Direction 1: Please rewrite the records starting at the line with "svg-text:R4: R4 [330, 198, 339, 205]" and ending at the line with "svg-text:Circuit_5: Circuit_5 [244, 298, 271, 305]", replacing "junction" with "joint" and leaving everything else unchanged.

Text passage:
+--
Published in Fenestration Review (2021-02-25)
Promoting Window Efficiency
For several decades now, environmental advocates have wished Canadians would spend more on their windows. But the math hasn’t worked out for homeowners. Now, the question of how to move the market upstream has gained new urgency.
As we move on from the hallmark year of 2020, governments around the world are under more pressure than ever to ensure carbon emissions within their borders are minimized or reduced. The government of Canada, along with others that signed the Paris Climate Agreement, wants its companies and its citizens to use less energy. With citizens, there’s a focus on high-performance windows so that the energy used to heat and cool houses is minimized.
It was already five years ago that Natural Resources Canada launched the Market Transformation Initiative which aims to encourage more uptake of high-efficiency windows. Will this initiative work? What roles should the government and the fenestration sector play in making the use of these windows more common? This topic was the focus of a recent panel discussion at the 2020 Fenestration Canada WinDoor event. Panel host and Fenestration Review editor Patrick Flannery noted that through better windows, huge building envelope efficiencies can be made. But while you can legislate what types of windows must be used in new builds, he asked, “what do you do about renovations and the rest of the market? Governments are looking for answers from the industry on how we’re going to transform the Canadian window market into something that’s more accepting of higher-performing products.”
Perhaps the first step to having more uptake in high-efficiency windows is to ensure there are a number of products to choose from. Like many other firms, Euro Vinyl is increasing its high-efficiency product lineup. It now offers a sliding door that can take triple panes and will be offering an enhanced casement system next year. Thermoproof is currently testing a new double-triple slider and a triple casement, but Drew notes that “we have a two-tier rebate system for renovations here in BC, with the second tier for windows of a U value 1.22 or lower…but our window for the second tier is in testing.”
Weil adds that demand continues to grow for larger windows which can’t always include more efficient glass, and discerning customers with high incomes will beef up their heating system if that’s what they have to do to have more glass in their homes. Madha echoes these thoughts, noting that customers will say “I want energy efficiency but I still want my glass and my views; so it’s a compromise.”
Weil explains that customer discussions about window performance usually focus on comfort.
+--
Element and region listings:

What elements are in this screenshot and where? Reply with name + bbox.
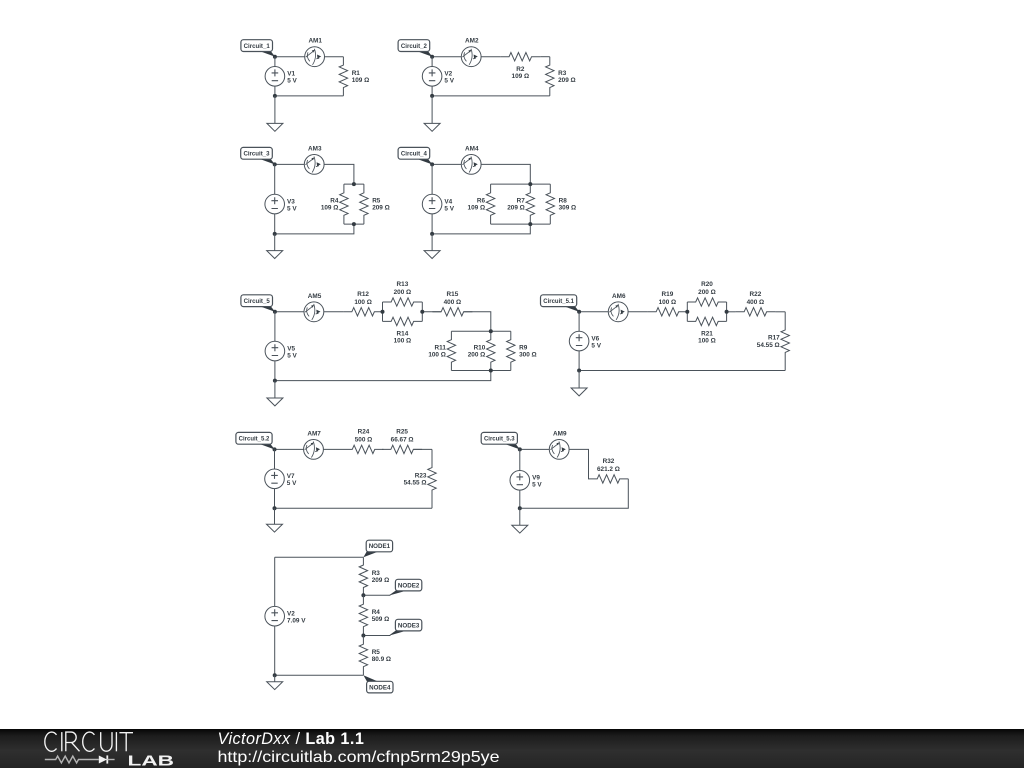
svg-text:R4: R4 [330, 198, 339, 205]
wire circuit5 bottom [275, 371, 491, 381]
footer title VictorDxx / Lab 1.1 [218, 730, 365, 748]
voltage source V3 [265, 164, 297, 234]
svg-text:400 Ω: 400 Ω [747, 299, 765, 306]
junction circuit5.1 pair right [725, 310, 729, 314]
wire circuit5 R15 to trio [464, 312, 491, 332]
wire circuit1 bottom [275, 95, 344, 97]
svg-text:AM3: AM3 [308, 145, 322, 152]
wire circuit5.1 bottom [579, 370, 785, 372]
resistor R10 [468, 331, 495, 370]
junction NODE3 [361, 634, 365, 638]
svg-text:R1: R1 [352, 70, 361, 77]
junction circuit3 parallel top [352, 182, 356, 186]
svg-text:621.2 Ω: 621.2 Ω [597, 466, 620, 473]
node label Circuit_5.2 [236, 432, 275, 449]
svg-text:109 Ω: 109 Ω [321, 205, 339, 212]
voltage source V1 [265, 57, 297, 96]
wire circuit3 bottom [275, 224, 354, 234]
svg-text:AM2: AM2 [465, 38, 479, 45]
svg-text:http://circuitlab.com/cfnp5rm2: http://circuitlab.com/cfnp5rm29p5ye [218, 749, 500, 766]
wire node2 stub [363, 594, 390, 596]
junction circuit5.3 bottom [518, 506, 522, 510]
resistor R3 [359, 557, 389, 595]
svg-text:5 V: 5 V [444, 78, 454, 85]
ammeter AM4 [461, 145, 481, 174]
node label Circuit_5 [241, 295, 275, 312]
svg-text:Circuit_5: Circuit_5 [244, 298, 271, 305]
ground [512, 508, 528, 533]
wire circuit2 bottom [432, 95, 550, 97]
junction nodecircuit bottom [273, 673, 277, 677]
resistor R2 [500, 53, 540, 80]
node circuit4 top [430, 162, 434, 166]
svg-text:R13: R13 [397, 281, 409, 288]
svg-text:109 Ω: 109 Ω [468, 205, 486, 212]
svg-text:200 Ω: 200 Ω [698, 289, 716, 296]
svg-text:R4: R4 [372, 609, 381, 616]
node label Circuit_5.3 [481, 432, 520, 449]
footer url [218, 749, 500, 766]
ground [424, 96, 440, 131]
node label NODE3 [389, 619, 422, 636]
junction NODE2 [361, 593, 365, 597]
voltage source V6 [569, 312, 601, 371]
resistor R5 [359, 636, 391, 676]
junction circuit5 bottom [273, 379, 277, 383]
resistor R12 [343, 291, 383, 316]
ground [267, 234, 283, 259]
svg-text:R5: R5 [372, 198, 381, 205]
resistor R4 [321, 184, 348, 224]
voltage source V2 [422, 57, 454, 96]
ammeter AM1 [305, 38, 325, 67]
svg-text:100 Ω: 100 Ω [659, 299, 677, 306]
svg-text:100 Ω: 100 Ω [698, 338, 716, 345]
svg-text:R3: R3 [558, 70, 567, 77]
svg-text:R19: R19 [662, 291, 674, 298]
junction circuit4 bottom [430, 232, 434, 236]
resistor R13 [383, 281, 423, 306]
svg-text:54.55 Ω: 54.55 Ω [404, 479, 427, 486]
svg-text:R32: R32 [603, 458, 615, 465]
wire circuit5 trio bottom rail [451, 370, 510, 372]
node circuit5.3 top [518, 447, 522, 451]
resistor R4 [359, 595, 389, 635]
node circuit5.2 top [273, 447, 277, 451]
svg-text:5 V: 5 V [287, 78, 297, 85]
svg-text:5 V: 5 V [532, 482, 542, 489]
CircuitLab logo CIRCUIT letters [45, 732, 133, 751]
svg-text:209 Ω: 209 Ω [372, 577, 390, 584]
resistor R32 [589, 458, 629, 483]
svg-text:R9: R9 [519, 344, 528, 351]
svg-text:66.67 Ω: 66.67 Ω [391, 436, 414, 443]
svg-text:R8: R8 [559, 198, 568, 205]
svg-text:109 Ω: 109 Ω [512, 73, 530, 80]
svg-text:R7: R7 [517, 198, 526, 205]
ground [424, 234, 440, 259]
ammeter AM5 [304, 293, 324, 322]
svg-text:Circuit_5.3: Circuit_5.3 [484, 436, 515, 443]
wire circuit3 parallel top rail [344, 183, 364, 185]
node label NODE4 [363, 675, 393, 693]
svg-text:AM4: AM4 [465, 145, 479, 152]
ground [267, 381, 283, 406]
node label Circuit_5.1 [541, 295, 580, 312]
voltage source V5 [265, 312, 297, 381]
wire circuit5.2 node to R24 [275, 448, 344, 450]
resistor R11 [428, 331, 455, 370]
svg-text:200 Ω: 200 Ω [468, 352, 486, 359]
junction circuit4 parallel bottom [528, 222, 532, 226]
wire circuit4 bottom [432, 224, 530, 234]
node circuit3 top [273, 162, 277, 166]
node circuit5 top [273, 310, 277, 314]
svg-text:R17: R17 [768, 335, 780, 342]
ammeter AM2 [461, 38, 481, 67]
node circuit5.1 top [577, 310, 581, 314]
ammeter AM6 [608, 293, 628, 322]
junction circuit5.2 bottom [273, 506, 277, 510]
svg-text:VictorDxx / Lab 1.1: VictorDxx / Lab 1.1 [218, 730, 365, 748]
resistor R14 [383, 317, 423, 344]
junction circuit3 bottom [273, 232, 277, 236]
svg-text:NODE4: NODE4 [369, 684, 391, 691]
wire circuit5.3 bottom [520, 479, 629, 508]
wire circuit4 parallel top rail [491, 183, 551, 185]
svg-text:100 Ω: 100 Ω [428, 352, 446, 359]
wire circuit5.1 pair to R22 [727, 311, 736, 313]
ammeter AM7 [304, 430, 324, 459]
svg-text:AM1: AM1 [308, 38, 322, 45]
svg-text:LAB: LAB [128, 752, 175, 768]
wire circuit4 top [432, 164, 530, 184]
resistor R25 [382, 428, 422, 453]
svg-text:209 Ω: 209 Ω [558, 77, 576, 84]
svg-text:100 Ω: 100 Ω [354, 299, 372, 306]
resistor R21 [687, 317, 726, 344]
wire circuit5 pair to R15 [422, 311, 441, 313]
svg-text:R5: R5 [372, 649, 381, 656]
node label NODE1 [363, 540, 392, 557]
node circuit2 top [430, 55, 434, 59]
wire circuit5.2 bottom [275, 507, 433, 509]
junction circuit1 bottom [273, 94, 277, 98]
svg-text:NODE1: NODE1 [369, 543, 391, 550]
footer bar [0, 729, 1024, 768]
resistor R24 [344, 428, 384, 453]
resistor R17 [757, 312, 790, 371]
svg-text:5 V: 5 V [591, 342, 601, 349]
wire circuit5.1 node to R19 [579, 311, 647, 313]
node circuit1 top [273, 55, 277, 59]
wire nodecircuit top [275, 556, 364, 558]
svg-text:R25: R25 [396, 428, 408, 435]
svg-text:Circuit_5.2: Circuit_5.2 [239, 436, 270, 443]
svg-text:R15: R15 [447, 291, 459, 298]
voltage source V9 [510, 449, 542, 508]
wire circuit1 top [275, 56, 344, 58]
svg-text:AM7: AM7 [307, 430, 321, 437]
resistor R22 [735, 291, 775, 316]
voltage source V2 [265, 557, 306, 675]
svg-text:Circuit_3: Circuit_3 [243, 151, 270, 158]
svg-text:AM6: AM6 [612, 293, 626, 300]
ammeter AM9 [549, 430, 569, 459]
svg-text:R22: R22 [750, 291, 762, 298]
wire nodecircuit bottom [275, 674, 364, 676]
svg-text:5 V: 5 V [287, 352, 297, 359]
svg-text:NODE2: NODE2 [398, 582, 420, 589]
svg-text:AM9: AM9 [553, 430, 567, 437]
node label Circuit_3 [241, 147, 275, 164]
svg-text:7.09 V: 7.09 V [287, 617, 306, 624]
resistor R7 [507, 184, 534, 224]
junction circuit4 parallel top [528, 182, 532, 186]
svg-text:209 Ω: 209 Ω [372, 205, 390, 212]
svg-text:R20: R20 [701, 281, 713, 288]
svg-text:80.9 Ω: 80.9 Ω [372, 656, 391, 663]
wire circuit5 parallel pair sides [383, 302, 423, 321]
resistor R15 [432, 291, 472, 316]
svg-text:R11: R11 [435, 344, 447, 351]
svg-text:NODE3: NODE3 [398, 622, 420, 629]
junction circuit5 trio top [489, 329, 493, 333]
ground [267, 675, 283, 689]
svg-text:R24: R24 [358, 428, 370, 435]
wire circuit4 parallel bottom rail [491, 223, 551, 225]
junction circuit5 trio bottom [489, 369, 493, 373]
svg-text:509 Ω: 509 Ω [372, 616, 390, 623]
svg-text:Circuit_4: Circuit_4 [401, 151, 428, 158]
svg-text:300 Ω: 300 Ω [519, 352, 537, 359]
junction circuit5 pair left [381, 310, 385, 314]
ground [267, 508, 283, 532]
svg-text:5 V: 5 V [287, 205, 297, 212]
resistor R8 [546, 184, 576, 224]
svg-text:AM5: AM5 [308, 293, 322, 300]
wire circuit3 parallel bottom rail [344, 223, 364, 225]
svg-text:100 Ω: 100 Ω [394, 338, 412, 345]
wire circuit5.3 node to jog [520, 449, 589, 479]
svg-text:309 Ω: 309 Ω [559, 205, 577, 212]
voltage source V4 [422, 164, 454, 234]
svg-text:Circuit_1: Circuit_1 [244, 43, 271, 50]
junction circuit5.1 bottom [577, 369, 581, 373]
wire circuit2 top [432, 56, 500, 58]
svg-text:5 V: 5 V [287, 480, 297, 487]
wire circuit3 top [275, 164, 354, 184]
wire circuit2 to R3 [540, 56, 550, 58]
svg-text:R3: R3 [372, 570, 381, 577]
junction circuit5.1 pair left [685, 310, 689, 314]
junction circuit2 bottom [430, 94, 434, 98]
resistor R20 [687, 281, 726, 306]
svg-text:500 Ω: 500 Ω [355, 436, 373, 443]
svg-text:Circuit_5.1: Circuit_5.1 [543, 298, 574, 305]
resistor R19 [647, 291, 687, 316]
node label Circuit_4 [398, 147, 432, 164]
ammeter AM3 [304, 145, 324, 174]
ground [267, 96, 283, 131]
node label Circuit_2 [398, 40, 432, 57]
CircuitLab logo LAB text [128, 752, 175, 768]
svg-text:R10: R10 [474, 344, 486, 351]
wire circuit5 node to R12 [275, 311, 343, 313]
resistor R9 [507, 331, 537, 370]
junction circuit5 pair right [420, 310, 424, 314]
node label NODE2 [389, 579, 422, 595]
resistor R3 [546, 57, 576, 96]
svg-text:R23: R23 [415, 472, 427, 479]
wire circuit5.2 R25 to corner [413, 448, 432, 450]
resistor R23 [404, 449, 437, 508]
voltage source V7 [265, 449, 297, 508]
CircuitLab logo resistor-diode squiggle [45, 755, 115, 763]
svg-text:200 Ω: 200 Ω [394, 289, 412, 296]
resistor R1 [339, 57, 369, 96]
svg-text:54.55 Ω: 54.55 Ω [757, 342, 780, 349]
wire circuit5.1 R22 to corner [775, 311, 785, 313]
svg-text:Circuit_2: Circuit_2 [401, 43, 428, 50]
resistor R5 [360, 184, 390, 224]
junction circuit3 parallel bottom [352, 222, 356, 226]
wire circuit5 trio top rail [451, 330, 510, 332]
resistor R6 [468, 184, 495, 224]
wire circuit5.1 pair sides [687, 302, 726, 321]
ground [571, 371, 587, 396]
node label Circuit_1 [241, 40, 275, 57]
svg-text:R6: R6 [477, 198, 486, 205]
svg-text:400 Ω: 400 Ω [444, 299, 462, 306]
svg-text:109 Ω: 109 Ω [352, 77, 370, 84]
wire node3 stub [363, 635, 390, 637]
svg-text:R12: R12 [357, 291, 369, 298]
svg-text:5 V: 5 V [444, 205, 454, 212]
svg-text:209 Ω: 209 Ω [507, 205, 525, 212]
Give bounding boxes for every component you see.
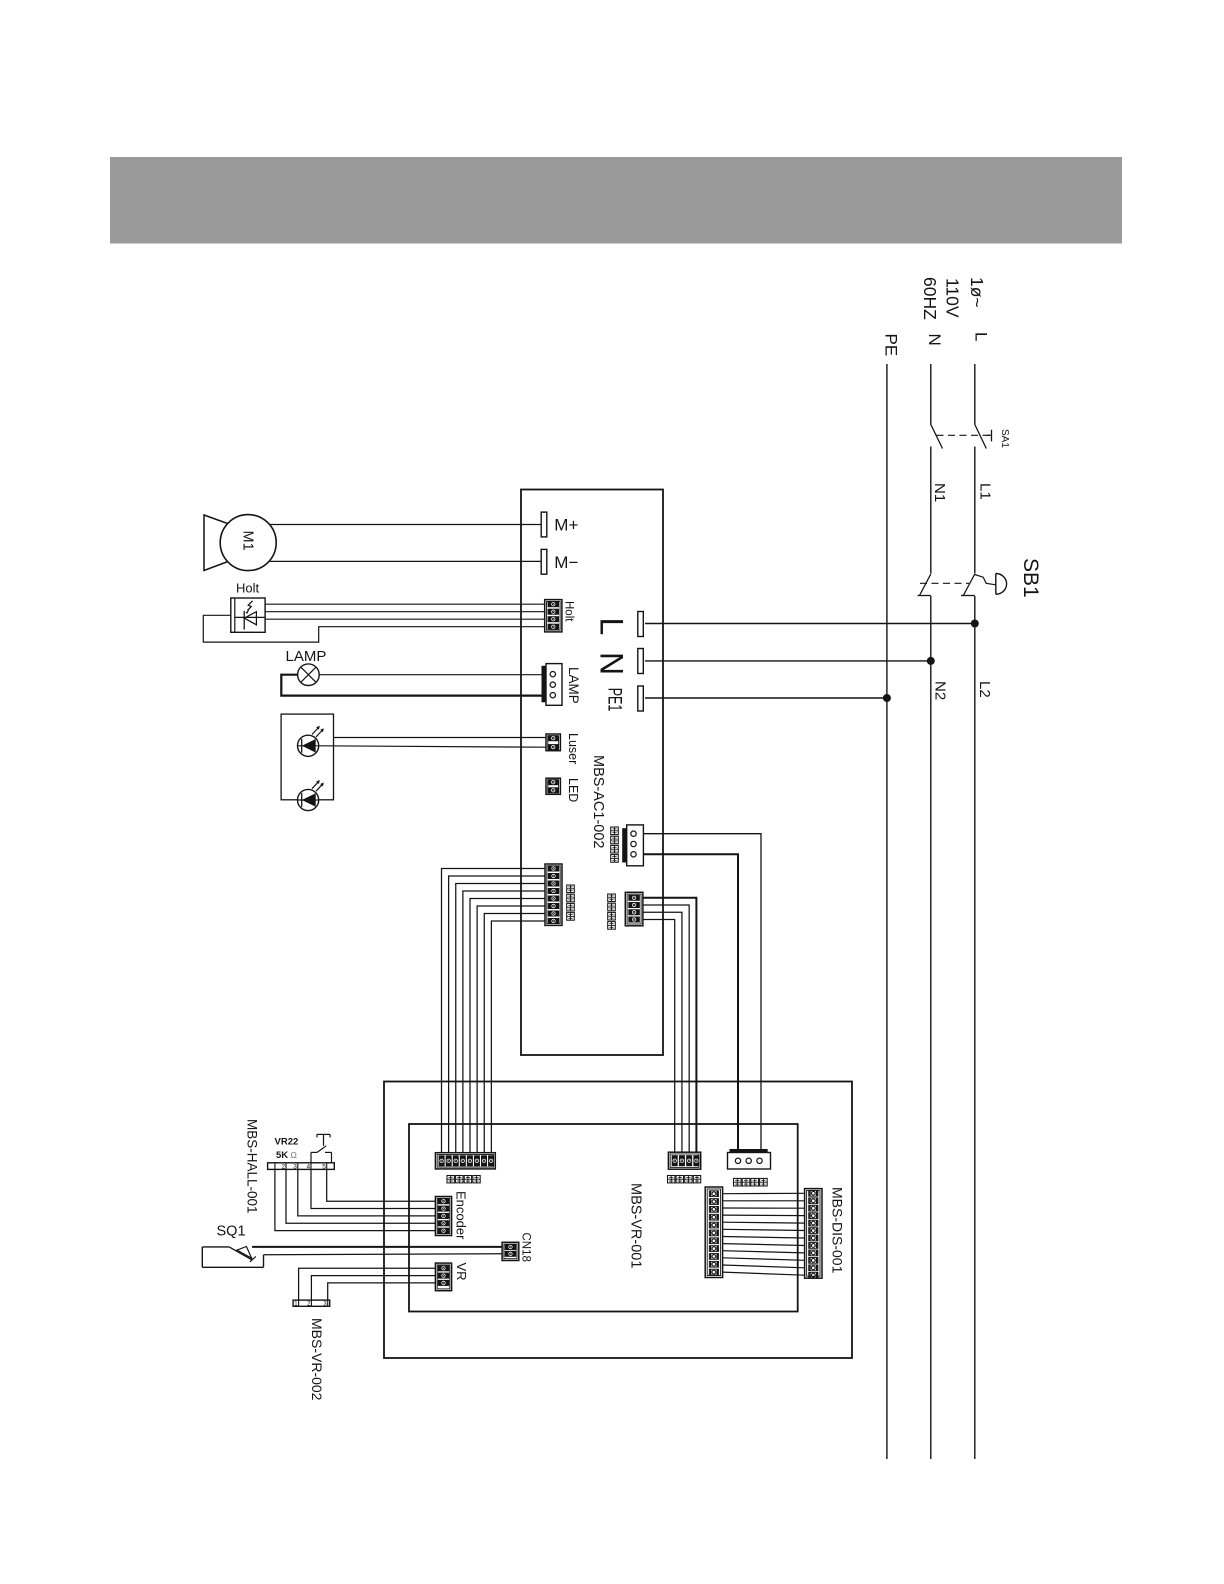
+--
Direction 2: In the article on window efficiency, what program did Natural Resources Canada launch to encourage more uptake of high-efficiency windows?

Full output 1:
svg-text:R4: R4 [330, 198, 339, 205]
wire circuit5 bottom [275, 371, 491, 381]
footer title VictorDxx / Lab 1.1 [218, 730, 365, 748]
voltage source V3 [265, 164, 297, 234]
svg-text:400 Ω: 400 Ω [747, 299, 765, 306]
joint circuit5.1 pair right [725, 310, 729, 314]
wire circuit5 R15 to trio [464, 312, 491, 332]
wire circuit1 bottom [275, 95, 344, 97]
svg-text:AM3: AM3 [308, 145, 322, 152]
wire circuit5.1 bottom [579, 370, 785, 372]
resistor R10 [468, 331, 495, 370]
joint NODE3 [361, 634, 365, 638]
svg-text:R1: R1 [352, 70, 361, 77]
joint circuit3 parallel top [352, 182, 356, 186]
svg-text:621.2 Ω: 621.2 Ω [597, 466, 620, 473]
node label Circuit_5.2 [236, 432, 275, 449]
svg-text:109 Ω: 109 Ω [321, 205, 339, 212]
voltage source V1 [265, 57, 297, 96]
wire circuit3 bottom [275, 224, 354, 234]
svg-text:AM2: AM2 [465, 38, 479, 45]
svg-text:http://circuitlab.com/cfnp5rm2: http://circuitlab.com/cfnp5rm29p5ye [218, 749, 500, 766]
wire node2 stub [363, 594, 390, 596]
joint circuit5.3 bottom [518, 506, 522, 510]
resistor R3 [359, 557, 389, 595]
svg-text:5 V: 5 V [444, 78, 454, 85]
ammeter AM4 [461, 145, 481, 174]
node label Circuit_5 [241, 295, 275, 312]
svg-text:Circuit_5: Circuit_5 [244, 298, 271, 305]

Full output 2: The Market Transformation Initiative.